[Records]
▼
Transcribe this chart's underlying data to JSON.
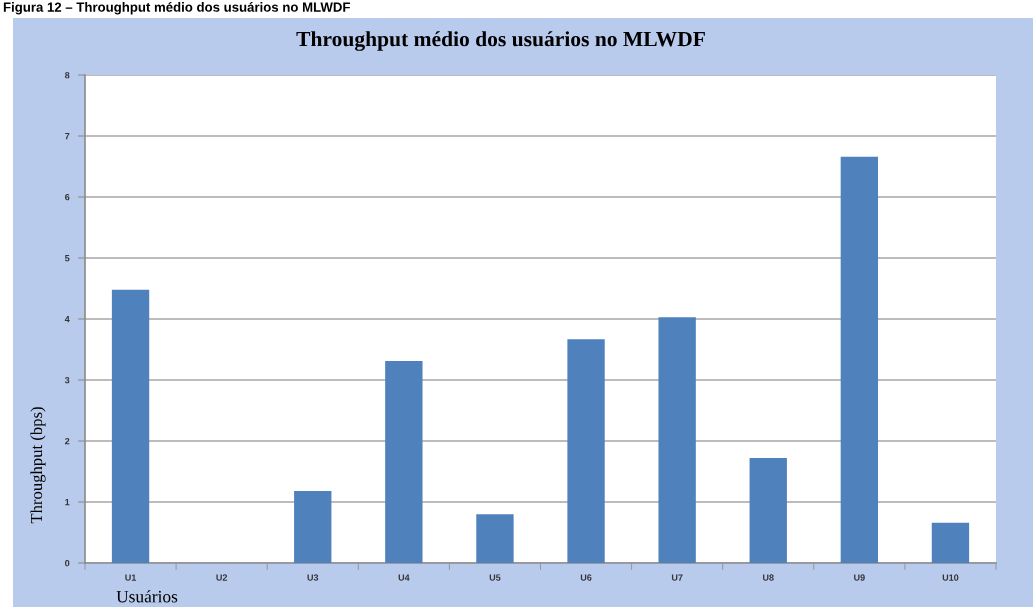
{
  "chart_data": {
    "type": "bar",
    "title": "Throughput médio dos usuários no MLWDF",
    "xlabel": "Usuários",
    "ylabel": "Throughput (bps)",
    "annotations": [
      "Figura 12 – Throughput médio dos usuários no MLWDF"
    ],
    "categories": [
      "U1",
      "U2",
      "U3",
      "U4",
      "U5",
      "U6",
      "U7",
      "U8",
      "U9",
      "U10"
    ],
    "values": [
      4.48,
      0,
      1.18,
      3.31,
      0.8,
      3.67,
      4.03,
      1.72,
      6.66,
      0.66
    ],
    "color": "#4f81bd",
    "ylim": [
      0,
      8
    ],
    "yticks": [
      0,
      1,
      2,
      3,
      4,
      5,
      6,
      7,
      8
    ],
    "grid": "y"
  }
}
▲
PROBLEM STATEMENT: Reproduce the listing word for word and omit its pictures.

CORRECT RESULT:
Transcribe this chart's underlying data to JSON.
{
  "chart_data": {
    "type": "bar",
    "title": "Throughput médio dos usuários no MLWDF",
    "xlabel": "Usuários",
    "ylabel": "Throughput (bps)",
    "annotations": [
      "Figura 12 – Throughput médio dos usuários no MLWDF"
    ],
    "categories": [
      "U1",
      "U2",
      "U3",
      "U4",
      "U5",
      "U6",
      "U7",
      "U8",
      "U9",
      "U10"
    ],
    "values": [
      4.48,
      0,
      1.18,
      3.31,
      0.8,
      3.67,
      4.03,
      1.72,
      6.66,
      0.66
    ],
    "color": "#4f81bd",
    "ylim": [
      0,
      8
    ],
    "yticks": [
      0,
      1,
      2,
      3,
      4,
      5,
      6,
      7,
      8
    ],
    "grid": "y"
  }
}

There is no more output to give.